All lines in the data that hold the word "distance" need copying.

- [Raw data]
>>>

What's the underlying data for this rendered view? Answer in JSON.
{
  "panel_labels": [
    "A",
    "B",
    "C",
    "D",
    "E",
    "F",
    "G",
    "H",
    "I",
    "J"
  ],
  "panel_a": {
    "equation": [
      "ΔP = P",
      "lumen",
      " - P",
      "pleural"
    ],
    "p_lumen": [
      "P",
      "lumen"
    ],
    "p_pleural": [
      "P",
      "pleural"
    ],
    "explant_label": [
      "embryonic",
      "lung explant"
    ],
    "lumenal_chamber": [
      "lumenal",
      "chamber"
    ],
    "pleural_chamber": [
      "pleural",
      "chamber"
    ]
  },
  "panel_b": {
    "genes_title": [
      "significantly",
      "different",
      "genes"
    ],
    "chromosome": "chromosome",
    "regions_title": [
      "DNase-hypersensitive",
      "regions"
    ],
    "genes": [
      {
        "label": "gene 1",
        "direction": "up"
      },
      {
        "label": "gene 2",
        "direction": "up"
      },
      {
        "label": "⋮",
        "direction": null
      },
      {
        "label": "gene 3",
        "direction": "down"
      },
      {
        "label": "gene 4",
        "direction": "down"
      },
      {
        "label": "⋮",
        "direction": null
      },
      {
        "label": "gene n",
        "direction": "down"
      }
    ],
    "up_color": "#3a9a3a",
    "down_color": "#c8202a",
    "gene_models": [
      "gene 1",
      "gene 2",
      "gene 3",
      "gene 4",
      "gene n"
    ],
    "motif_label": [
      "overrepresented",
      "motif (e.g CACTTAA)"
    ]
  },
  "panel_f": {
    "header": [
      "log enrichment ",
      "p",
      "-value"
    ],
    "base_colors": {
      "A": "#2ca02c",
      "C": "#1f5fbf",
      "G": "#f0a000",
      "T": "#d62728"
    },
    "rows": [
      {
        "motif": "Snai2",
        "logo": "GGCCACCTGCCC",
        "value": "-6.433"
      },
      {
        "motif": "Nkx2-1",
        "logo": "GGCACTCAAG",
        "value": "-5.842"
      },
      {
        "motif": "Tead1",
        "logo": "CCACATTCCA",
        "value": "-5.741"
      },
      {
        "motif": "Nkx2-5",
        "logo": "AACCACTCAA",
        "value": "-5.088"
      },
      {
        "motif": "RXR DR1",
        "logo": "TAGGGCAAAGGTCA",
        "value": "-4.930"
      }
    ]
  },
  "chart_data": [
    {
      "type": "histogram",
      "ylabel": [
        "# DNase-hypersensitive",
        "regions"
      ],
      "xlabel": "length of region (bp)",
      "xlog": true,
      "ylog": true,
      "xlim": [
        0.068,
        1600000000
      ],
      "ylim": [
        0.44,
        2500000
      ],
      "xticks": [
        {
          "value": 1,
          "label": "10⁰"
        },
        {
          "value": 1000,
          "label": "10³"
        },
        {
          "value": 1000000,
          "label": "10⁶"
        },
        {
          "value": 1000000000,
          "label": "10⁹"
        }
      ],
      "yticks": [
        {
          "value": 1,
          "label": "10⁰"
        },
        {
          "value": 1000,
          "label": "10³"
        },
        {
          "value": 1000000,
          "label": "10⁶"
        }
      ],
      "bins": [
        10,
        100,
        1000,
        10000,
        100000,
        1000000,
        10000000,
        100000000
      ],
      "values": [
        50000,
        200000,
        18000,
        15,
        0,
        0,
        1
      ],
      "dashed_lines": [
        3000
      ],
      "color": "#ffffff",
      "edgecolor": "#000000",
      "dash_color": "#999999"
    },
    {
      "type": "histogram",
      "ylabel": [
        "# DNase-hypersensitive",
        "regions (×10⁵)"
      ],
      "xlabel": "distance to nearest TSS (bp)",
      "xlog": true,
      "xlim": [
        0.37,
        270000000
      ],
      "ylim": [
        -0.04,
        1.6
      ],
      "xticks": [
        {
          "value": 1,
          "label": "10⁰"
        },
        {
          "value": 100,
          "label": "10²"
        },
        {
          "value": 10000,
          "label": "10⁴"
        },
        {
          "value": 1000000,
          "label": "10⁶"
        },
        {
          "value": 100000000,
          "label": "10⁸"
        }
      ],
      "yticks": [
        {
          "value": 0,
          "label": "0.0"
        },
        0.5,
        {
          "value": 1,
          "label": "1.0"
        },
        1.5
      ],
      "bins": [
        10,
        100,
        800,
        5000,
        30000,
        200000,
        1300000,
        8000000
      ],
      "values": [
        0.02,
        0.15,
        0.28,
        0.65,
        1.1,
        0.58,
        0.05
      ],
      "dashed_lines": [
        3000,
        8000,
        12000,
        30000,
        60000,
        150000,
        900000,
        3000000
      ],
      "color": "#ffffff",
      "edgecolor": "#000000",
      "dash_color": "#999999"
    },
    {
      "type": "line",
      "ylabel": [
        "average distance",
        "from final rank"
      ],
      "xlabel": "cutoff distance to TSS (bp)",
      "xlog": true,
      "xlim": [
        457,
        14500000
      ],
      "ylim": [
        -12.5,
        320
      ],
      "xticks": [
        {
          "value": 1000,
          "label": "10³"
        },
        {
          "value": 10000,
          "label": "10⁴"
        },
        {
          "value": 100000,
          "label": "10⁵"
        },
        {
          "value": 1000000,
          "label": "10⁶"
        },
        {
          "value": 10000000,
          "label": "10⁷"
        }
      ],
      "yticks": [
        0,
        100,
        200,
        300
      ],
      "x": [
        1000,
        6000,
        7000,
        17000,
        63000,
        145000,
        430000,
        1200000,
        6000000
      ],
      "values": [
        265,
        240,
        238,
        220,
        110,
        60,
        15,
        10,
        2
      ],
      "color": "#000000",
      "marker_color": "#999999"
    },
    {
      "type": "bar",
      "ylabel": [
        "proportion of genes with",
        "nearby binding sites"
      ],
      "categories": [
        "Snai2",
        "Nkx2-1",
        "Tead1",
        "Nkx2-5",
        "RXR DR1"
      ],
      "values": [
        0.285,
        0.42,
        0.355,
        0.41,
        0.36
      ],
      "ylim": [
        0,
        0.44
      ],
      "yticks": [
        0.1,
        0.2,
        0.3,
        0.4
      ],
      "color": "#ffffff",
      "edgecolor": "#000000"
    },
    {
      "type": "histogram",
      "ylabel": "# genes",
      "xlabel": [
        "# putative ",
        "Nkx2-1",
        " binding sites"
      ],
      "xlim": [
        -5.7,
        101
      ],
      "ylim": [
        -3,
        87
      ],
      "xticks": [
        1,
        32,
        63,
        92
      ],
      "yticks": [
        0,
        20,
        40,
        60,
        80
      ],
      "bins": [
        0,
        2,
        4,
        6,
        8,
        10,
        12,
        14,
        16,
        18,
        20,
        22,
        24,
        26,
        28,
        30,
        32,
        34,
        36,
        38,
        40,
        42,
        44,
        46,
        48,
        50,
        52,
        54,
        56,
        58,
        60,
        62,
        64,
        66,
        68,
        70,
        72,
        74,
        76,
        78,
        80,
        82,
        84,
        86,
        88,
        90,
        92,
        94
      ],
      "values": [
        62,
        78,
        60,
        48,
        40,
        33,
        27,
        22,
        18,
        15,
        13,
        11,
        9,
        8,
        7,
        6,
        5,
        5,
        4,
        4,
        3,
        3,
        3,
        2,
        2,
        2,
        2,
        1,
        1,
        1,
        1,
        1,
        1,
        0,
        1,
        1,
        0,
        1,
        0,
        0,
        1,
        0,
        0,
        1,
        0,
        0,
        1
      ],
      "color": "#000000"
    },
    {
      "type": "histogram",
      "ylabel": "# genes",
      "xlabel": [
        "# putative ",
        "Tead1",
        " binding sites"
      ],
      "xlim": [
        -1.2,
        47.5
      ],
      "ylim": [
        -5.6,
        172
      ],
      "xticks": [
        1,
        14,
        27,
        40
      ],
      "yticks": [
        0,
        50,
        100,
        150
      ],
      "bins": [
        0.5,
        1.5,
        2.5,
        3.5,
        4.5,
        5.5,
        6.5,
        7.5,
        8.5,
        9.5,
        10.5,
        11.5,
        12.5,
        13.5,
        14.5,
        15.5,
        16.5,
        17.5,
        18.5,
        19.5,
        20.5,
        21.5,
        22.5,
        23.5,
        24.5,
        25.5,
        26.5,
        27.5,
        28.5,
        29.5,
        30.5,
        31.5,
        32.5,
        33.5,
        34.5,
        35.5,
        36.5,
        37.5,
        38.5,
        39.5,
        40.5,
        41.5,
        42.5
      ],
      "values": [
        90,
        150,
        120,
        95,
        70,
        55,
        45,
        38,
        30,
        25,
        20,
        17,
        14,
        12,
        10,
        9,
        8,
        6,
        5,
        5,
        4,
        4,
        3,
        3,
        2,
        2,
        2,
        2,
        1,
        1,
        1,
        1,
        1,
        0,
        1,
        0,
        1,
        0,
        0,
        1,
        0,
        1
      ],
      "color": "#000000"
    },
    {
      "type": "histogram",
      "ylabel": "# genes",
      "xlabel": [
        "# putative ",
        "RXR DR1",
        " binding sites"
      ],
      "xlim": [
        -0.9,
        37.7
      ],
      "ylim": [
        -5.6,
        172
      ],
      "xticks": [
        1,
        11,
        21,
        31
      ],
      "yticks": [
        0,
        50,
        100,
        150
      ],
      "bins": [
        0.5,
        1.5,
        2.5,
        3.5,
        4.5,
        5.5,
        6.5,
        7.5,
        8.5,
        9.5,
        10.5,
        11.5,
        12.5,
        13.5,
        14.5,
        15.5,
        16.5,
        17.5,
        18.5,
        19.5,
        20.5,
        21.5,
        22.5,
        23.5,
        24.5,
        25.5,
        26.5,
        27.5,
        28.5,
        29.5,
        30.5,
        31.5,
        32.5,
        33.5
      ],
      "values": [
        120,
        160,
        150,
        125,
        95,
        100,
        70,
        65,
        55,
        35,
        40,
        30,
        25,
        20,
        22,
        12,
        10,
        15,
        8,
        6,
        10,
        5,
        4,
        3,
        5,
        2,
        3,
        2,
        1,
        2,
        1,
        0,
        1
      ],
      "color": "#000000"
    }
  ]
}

<<<

- [Finished task]
      "xlabel": "distance to nearest TSS (bp)",
        "average distance",
      "xlabel": "cutoff distance to TSS (bp)",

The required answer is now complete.